Find the lines of data that contain the string "total", then list them.

---------- Data rows

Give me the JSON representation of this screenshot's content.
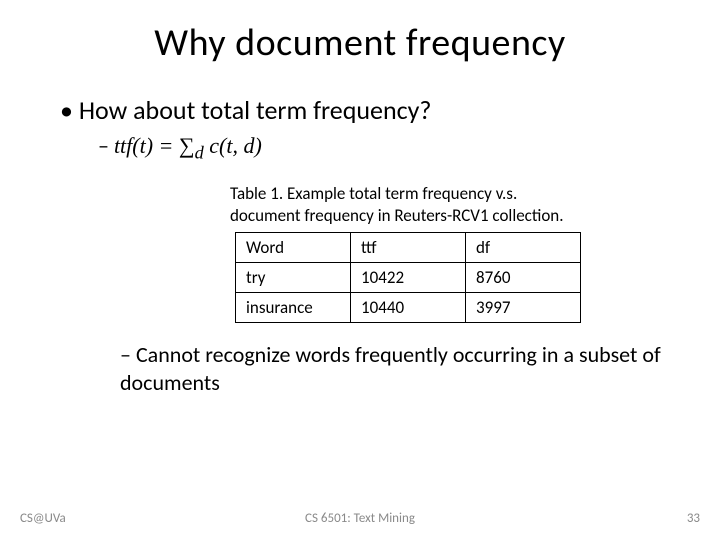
{
  "title": "Why document frequency",
  "bullet1": "How about total term frequency?",
  "formula": "ttf(t) = ∑",
  "formula_sub": "d",
  "formula_rest": " c(t, d)",
  "caption_line1": "Table 1. Example total term frequency v.s.",
  "caption_line2": "document frequency in Reuters-RCV1 collection.",
  "chart_data": {
    "type": "table",
    "columns": [
      "Word",
      "ttf",
      "df"
    ],
    "rows": [
      [
        "try",
        "10422",
        "8760"
      ],
      [
        "insurance",
        "10440",
        "3997"
      ]
    ]
  },
  "note": "Cannot recognize words frequently occurring in a subset of documents",
  "footer": {
    "left": "CS@UVa",
    "center": "CS 6501: Text Mining",
    "right": "33"
  }
}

--------------------

_Output_
  "bullet1": "How about total term frequency?",
  "caption_line1": "Table 1. Example total term frequency v.s.",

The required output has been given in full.